**YOUR GOAL**
Take all the material and copy it exactly.

[Dataset records]

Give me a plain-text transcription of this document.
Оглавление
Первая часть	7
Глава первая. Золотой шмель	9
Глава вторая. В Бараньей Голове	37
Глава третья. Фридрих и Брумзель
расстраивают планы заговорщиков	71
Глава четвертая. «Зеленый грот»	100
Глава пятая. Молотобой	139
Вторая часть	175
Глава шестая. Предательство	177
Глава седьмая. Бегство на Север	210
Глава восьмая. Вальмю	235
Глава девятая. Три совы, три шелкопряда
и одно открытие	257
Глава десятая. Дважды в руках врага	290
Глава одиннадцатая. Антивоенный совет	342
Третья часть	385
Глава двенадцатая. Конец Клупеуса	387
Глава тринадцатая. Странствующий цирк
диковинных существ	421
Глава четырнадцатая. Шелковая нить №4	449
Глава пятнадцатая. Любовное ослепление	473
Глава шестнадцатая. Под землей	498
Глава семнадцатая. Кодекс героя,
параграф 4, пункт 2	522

**SOLUTION FOR THIS TASK**
Give me a plain-text transcription of this document.
Оглавление
Первая часть	7
Глава первая. Золотой шмель	9
Глава вторая. В Бараньей Голове	37
Глава третья. Фридрих и Брумзель
расстраивают планы заговорщиков	71
Глава четвертая. «Зеленый грот»	100
Глава пятая. Молотобой	139
Вторая часть	175
Глава шестая. Предательство	177
Глава седьмая. Бегство на Север	210
Глава восьмая. Вальмю	235
Глава девятая. Три совы, три шелкопряда
и одно открытие	257
Глава десятая. Дважды в руках врага	290
Глава одиннадцатая. Антивоенный совет	342
Третья часть	385
Глава двенадцатая. Конец Клупеуса	387
Глава тринадцатая. Странствующий цирк
диковинных существ	421
Глава четырнадцатая. Шелковая нить №4	449
Глава пятнадцатая. Любовное ослепление	473
Глава шестнадцатая. Под землей	498
Глава семнадцатая. Кодекс героя,
параграф 4, пункт 2	522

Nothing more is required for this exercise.